Exercise aim: Every line with the word "Gentleman" in it should be extracted from the data that follows.
------------------------------------------------------------
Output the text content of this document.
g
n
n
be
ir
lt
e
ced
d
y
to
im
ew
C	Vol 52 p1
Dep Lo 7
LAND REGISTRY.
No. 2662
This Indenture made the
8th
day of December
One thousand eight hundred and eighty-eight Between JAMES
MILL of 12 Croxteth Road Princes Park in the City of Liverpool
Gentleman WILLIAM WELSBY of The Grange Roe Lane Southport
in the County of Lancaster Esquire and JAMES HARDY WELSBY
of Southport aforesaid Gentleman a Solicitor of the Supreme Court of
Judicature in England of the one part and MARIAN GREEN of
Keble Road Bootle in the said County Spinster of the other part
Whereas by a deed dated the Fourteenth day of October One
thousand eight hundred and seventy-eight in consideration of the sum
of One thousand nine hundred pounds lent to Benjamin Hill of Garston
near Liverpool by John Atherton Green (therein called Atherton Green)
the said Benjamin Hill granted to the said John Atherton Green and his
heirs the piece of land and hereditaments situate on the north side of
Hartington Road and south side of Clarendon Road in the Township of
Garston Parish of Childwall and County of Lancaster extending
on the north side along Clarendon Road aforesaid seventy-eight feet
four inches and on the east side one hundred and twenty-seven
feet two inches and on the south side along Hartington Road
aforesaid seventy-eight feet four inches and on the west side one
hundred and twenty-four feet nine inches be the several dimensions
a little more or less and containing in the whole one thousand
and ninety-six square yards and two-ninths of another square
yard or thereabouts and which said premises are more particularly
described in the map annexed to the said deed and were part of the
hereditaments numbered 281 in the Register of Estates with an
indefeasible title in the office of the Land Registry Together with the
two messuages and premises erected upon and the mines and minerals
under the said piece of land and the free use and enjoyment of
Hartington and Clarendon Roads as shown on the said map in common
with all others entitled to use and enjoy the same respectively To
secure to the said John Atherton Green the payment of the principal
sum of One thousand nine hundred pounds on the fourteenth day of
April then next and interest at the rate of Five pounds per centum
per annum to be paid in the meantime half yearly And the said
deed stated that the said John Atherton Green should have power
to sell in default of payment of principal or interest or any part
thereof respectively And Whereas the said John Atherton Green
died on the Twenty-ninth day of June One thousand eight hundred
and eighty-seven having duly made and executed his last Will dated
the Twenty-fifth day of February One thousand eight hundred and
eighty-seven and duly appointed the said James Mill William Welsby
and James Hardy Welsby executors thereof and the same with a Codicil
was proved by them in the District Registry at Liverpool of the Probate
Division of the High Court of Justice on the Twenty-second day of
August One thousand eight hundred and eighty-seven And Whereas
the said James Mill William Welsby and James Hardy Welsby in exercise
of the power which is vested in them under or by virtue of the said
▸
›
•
------------------------------------------------------------
Result of this exercise:
Gentleman WILLIAM WELSBY of The Grange Roe Lane Southport
of Southport aforesaid Gentleman a Solicitor of the Supreme Court of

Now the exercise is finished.